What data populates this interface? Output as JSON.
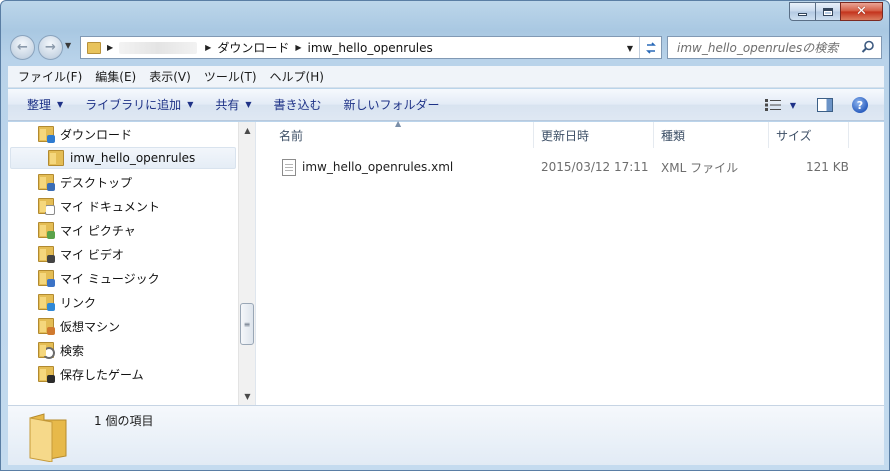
{
  "window": {
    "caption": {
      "min_icon": "minimize-icon",
      "max_icon": "maximize-icon",
      "close_glyph": "✕"
    }
  },
  "nav": {
    "back_icon": "back-arrow-icon",
    "forward_icon": "forward-arrow-icon",
    "address": {
      "crumbs": [
        "ダウンロード",
        "imw_hello_openrules"
      ],
      "refresh_icon": "refresh-icon"
    },
    "search": {
      "placeholder": "imw_hello_openrulesの検索",
      "icon": "search-icon"
    }
  },
  "menubar": {
    "items": [
      "ファイル(F)",
      "編集(E)",
      "表示(V)",
      "ツール(T)",
      "ヘルプ(H)"
    ]
  },
  "commandbar": {
    "organize": "整理",
    "add_to_library": "ライブラリに追加",
    "share": "共有",
    "burn": "書き込む",
    "new_folder": "新しいフォルダー"
  },
  "sidebar": {
    "items": [
      {
        "label": "ダウンロード",
        "icon": "downloads-folder-icon"
      },
      {
        "label": "imw_hello_openrules",
        "icon": "folder-icon",
        "selected": true
      },
      {
        "label": "デスクトップ",
        "icon": "desktop-folder-icon"
      },
      {
        "label": "マイ ドキュメント",
        "icon": "documents-folder-icon"
      },
      {
        "label": "マイ ピクチャ",
        "icon": "pictures-folder-icon"
      },
      {
        "label": "マイ ビデオ",
        "icon": "videos-folder-icon"
      },
      {
        "label": "マイ ミュージック",
        "icon": "music-folder-icon"
      },
      {
        "label": "リンク",
        "icon": "links-folder-icon"
      },
      {
        "label": "仮想マシン",
        "icon": "virtual-machines-folder-icon"
      },
      {
        "label": "検索",
        "icon": "searches-folder-icon"
      },
      {
        "label": "保存したゲーム",
        "icon": "saved-games-folder-icon"
      }
    ]
  },
  "filelist": {
    "columns": [
      "名前",
      "更新日時",
      "種類",
      "サイズ"
    ],
    "rows": [
      {
        "name": "imw_hello_openrules.xml",
        "modified": "2015/03/12 17:11",
        "type": "XML ファイル",
        "size": "121 KB"
      }
    ]
  },
  "details": {
    "status": "1 個の項目"
  },
  "colors": {
    "accent": "#1e3287",
    "window_frame": "#a9c8e2",
    "close_button": "#c3301a"
  }
}
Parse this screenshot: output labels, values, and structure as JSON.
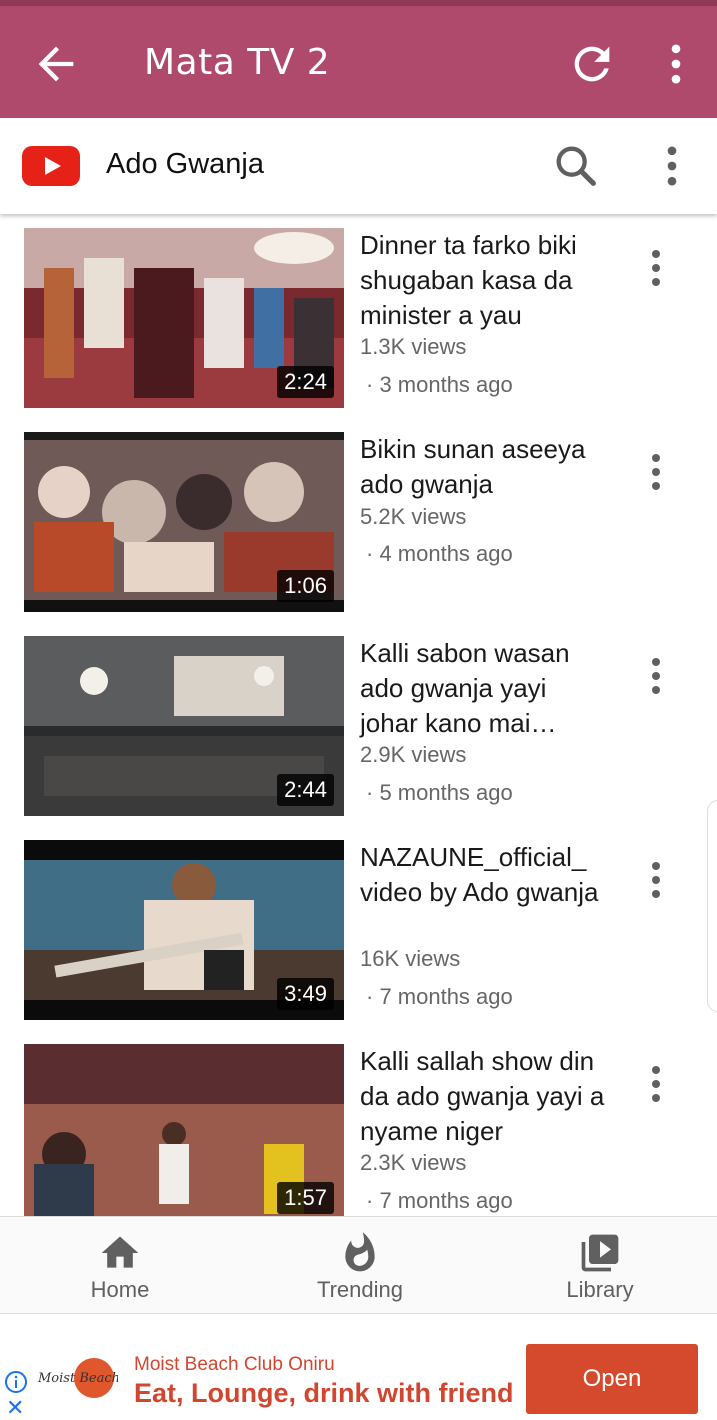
{
  "app_bar": {
    "title": "Mata TV 2",
    "color": "#b04a6d"
  },
  "channel_header": {
    "name": "Ado Gwanja"
  },
  "videos": [
    {
      "title": "Dinner ta farko biki shugaban kasa da minister a yau",
      "views": "1.3K views",
      "ago": "· 3 months ago",
      "duration": "2:24"
    },
    {
      "title": "Bikin sunan aseeya ado gwanja",
      "views": "5.2K views",
      "ago": "· 4 months ago",
      "duration": "1:06"
    },
    {
      "title": "Kalli sabon wasan ado gwanja yayi johar kano mai…",
      "views": "2.9K views",
      "ago": "· 5 months ago",
      "duration": "2:44"
    },
    {
      "title": "NAZAUNE_official_ video by Ado gwanja",
      "views": "16K views",
      "ago": "· 7 months ago",
      "duration": "3:49"
    },
    {
      "title": "Kalli sallah show din da ado gwanja yayi a nyame niger",
      "views": "2.3K views",
      "ago": "· 7 months ago",
      "duration": "1:57"
    }
  ],
  "bottom_nav": [
    {
      "label": "Home",
      "icon": "home-icon"
    },
    {
      "label": "Trending",
      "icon": "flame-icon"
    },
    {
      "label": "Library",
      "icon": "library-icon"
    }
  ],
  "ad": {
    "logo_text": "Moist Beach",
    "brand": "Moist Beach Club Oniru",
    "headline": "Eat, Lounge, drink with friend",
    "button": "Open",
    "close": "✕"
  }
}
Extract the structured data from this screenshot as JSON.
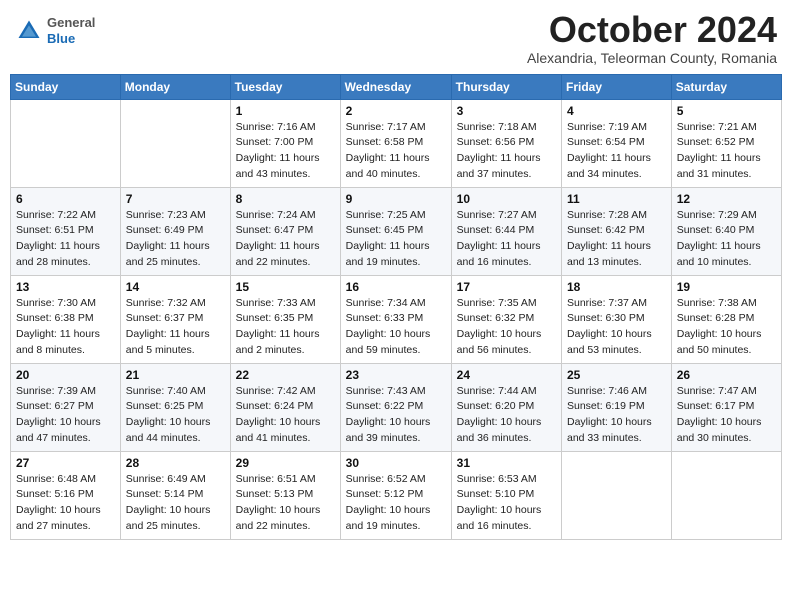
{
  "header": {
    "logo": {
      "general": "General",
      "blue": "Blue"
    },
    "month": "October 2024",
    "location": "Alexandria, Teleorman County, Romania"
  },
  "weekdays": [
    "Sunday",
    "Monday",
    "Tuesday",
    "Wednesday",
    "Thursday",
    "Friday",
    "Saturday"
  ],
  "weeks": [
    [
      {
        "day": "",
        "info": ""
      },
      {
        "day": "",
        "info": ""
      },
      {
        "day": "1",
        "info": "Sunrise: 7:16 AM\nSunset: 7:00 PM\nDaylight: 11 hours\nand 43 minutes."
      },
      {
        "day": "2",
        "info": "Sunrise: 7:17 AM\nSunset: 6:58 PM\nDaylight: 11 hours\nand 40 minutes."
      },
      {
        "day": "3",
        "info": "Sunrise: 7:18 AM\nSunset: 6:56 PM\nDaylight: 11 hours\nand 37 minutes."
      },
      {
        "day": "4",
        "info": "Sunrise: 7:19 AM\nSunset: 6:54 PM\nDaylight: 11 hours\nand 34 minutes."
      },
      {
        "day": "5",
        "info": "Sunrise: 7:21 AM\nSunset: 6:52 PM\nDaylight: 11 hours\nand 31 minutes."
      }
    ],
    [
      {
        "day": "6",
        "info": "Sunrise: 7:22 AM\nSunset: 6:51 PM\nDaylight: 11 hours\nand 28 minutes."
      },
      {
        "day": "7",
        "info": "Sunrise: 7:23 AM\nSunset: 6:49 PM\nDaylight: 11 hours\nand 25 minutes."
      },
      {
        "day": "8",
        "info": "Sunrise: 7:24 AM\nSunset: 6:47 PM\nDaylight: 11 hours\nand 22 minutes."
      },
      {
        "day": "9",
        "info": "Sunrise: 7:25 AM\nSunset: 6:45 PM\nDaylight: 11 hours\nand 19 minutes."
      },
      {
        "day": "10",
        "info": "Sunrise: 7:27 AM\nSunset: 6:44 PM\nDaylight: 11 hours\nand 16 minutes."
      },
      {
        "day": "11",
        "info": "Sunrise: 7:28 AM\nSunset: 6:42 PM\nDaylight: 11 hours\nand 13 minutes."
      },
      {
        "day": "12",
        "info": "Sunrise: 7:29 AM\nSunset: 6:40 PM\nDaylight: 11 hours\nand 10 minutes."
      }
    ],
    [
      {
        "day": "13",
        "info": "Sunrise: 7:30 AM\nSunset: 6:38 PM\nDaylight: 11 hours\nand 8 minutes."
      },
      {
        "day": "14",
        "info": "Sunrise: 7:32 AM\nSunset: 6:37 PM\nDaylight: 11 hours\nand 5 minutes."
      },
      {
        "day": "15",
        "info": "Sunrise: 7:33 AM\nSunset: 6:35 PM\nDaylight: 11 hours\nand 2 minutes."
      },
      {
        "day": "16",
        "info": "Sunrise: 7:34 AM\nSunset: 6:33 PM\nDaylight: 10 hours\nand 59 minutes."
      },
      {
        "day": "17",
        "info": "Sunrise: 7:35 AM\nSunset: 6:32 PM\nDaylight: 10 hours\nand 56 minutes."
      },
      {
        "day": "18",
        "info": "Sunrise: 7:37 AM\nSunset: 6:30 PM\nDaylight: 10 hours\nand 53 minutes."
      },
      {
        "day": "19",
        "info": "Sunrise: 7:38 AM\nSunset: 6:28 PM\nDaylight: 10 hours\nand 50 minutes."
      }
    ],
    [
      {
        "day": "20",
        "info": "Sunrise: 7:39 AM\nSunset: 6:27 PM\nDaylight: 10 hours\nand 47 minutes."
      },
      {
        "day": "21",
        "info": "Sunrise: 7:40 AM\nSunset: 6:25 PM\nDaylight: 10 hours\nand 44 minutes."
      },
      {
        "day": "22",
        "info": "Sunrise: 7:42 AM\nSunset: 6:24 PM\nDaylight: 10 hours\nand 41 minutes."
      },
      {
        "day": "23",
        "info": "Sunrise: 7:43 AM\nSunset: 6:22 PM\nDaylight: 10 hours\nand 39 minutes."
      },
      {
        "day": "24",
        "info": "Sunrise: 7:44 AM\nSunset: 6:20 PM\nDaylight: 10 hours\nand 36 minutes."
      },
      {
        "day": "25",
        "info": "Sunrise: 7:46 AM\nSunset: 6:19 PM\nDaylight: 10 hours\nand 33 minutes."
      },
      {
        "day": "26",
        "info": "Sunrise: 7:47 AM\nSunset: 6:17 PM\nDaylight: 10 hours\nand 30 minutes."
      }
    ],
    [
      {
        "day": "27",
        "info": "Sunrise: 6:48 AM\nSunset: 5:16 PM\nDaylight: 10 hours\nand 27 minutes."
      },
      {
        "day": "28",
        "info": "Sunrise: 6:49 AM\nSunset: 5:14 PM\nDaylight: 10 hours\nand 25 minutes."
      },
      {
        "day": "29",
        "info": "Sunrise: 6:51 AM\nSunset: 5:13 PM\nDaylight: 10 hours\nand 22 minutes."
      },
      {
        "day": "30",
        "info": "Sunrise: 6:52 AM\nSunset: 5:12 PM\nDaylight: 10 hours\nand 19 minutes."
      },
      {
        "day": "31",
        "info": "Sunrise: 6:53 AM\nSunset: 5:10 PM\nDaylight: 10 hours\nand 16 minutes."
      },
      {
        "day": "",
        "info": ""
      },
      {
        "day": "",
        "info": ""
      }
    ]
  ]
}
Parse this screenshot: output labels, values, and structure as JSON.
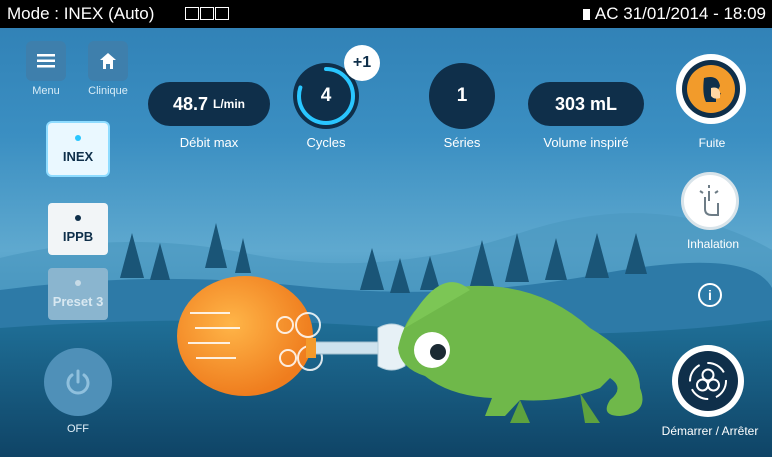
{
  "status": {
    "mode": "Mode : INEX (Auto)",
    "power": "AC",
    "datetime": "31/01/2014 - 18:09"
  },
  "nav": {
    "menu_label": "Menu",
    "home_label": "Clinique"
  },
  "metrics": {
    "flow": {
      "value": "48.7",
      "unit": "L/min",
      "label": "Débit max"
    },
    "cycles": {
      "value": "4",
      "badge": "+1",
      "label": "Cycles",
      "progress": 0.8
    },
    "series": {
      "value": "1",
      "label": "Séries"
    },
    "volume": {
      "value": "303 mL",
      "label": "Volume inspiré"
    }
  },
  "modes": [
    {
      "label": "INEX",
      "state": "selected"
    },
    {
      "label": "IPPB",
      "state": "available"
    },
    {
      "label": "Preset 3",
      "state": "disabled"
    }
  ],
  "power_button": {
    "label": "OFF"
  },
  "right_panel": {
    "leak_label": "Fuite",
    "inhalation_label": "Inhalation",
    "start_stop_label": "Démarrer / Arrêter"
  },
  "colors": {
    "statusbar": "#000000",
    "pill": "#0f2f4a",
    "accent_cyan": "#29c6ff",
    "leak_orange": "#f29b2b",
    "chameleon_green": "#6fb84a",
    "balloon_orange": "#f3922b"
  }
}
##############################
__Your instructions__: Extract every line above that contains the word "this".

__The response__:
What data populates this interface? Output as JSON.
Parse this screenshot: output labels, values, and structure as JSON.
Extract the structured data from this screenshot as JSON.
Parse this screenshot: output labels, values, and structure as JSON.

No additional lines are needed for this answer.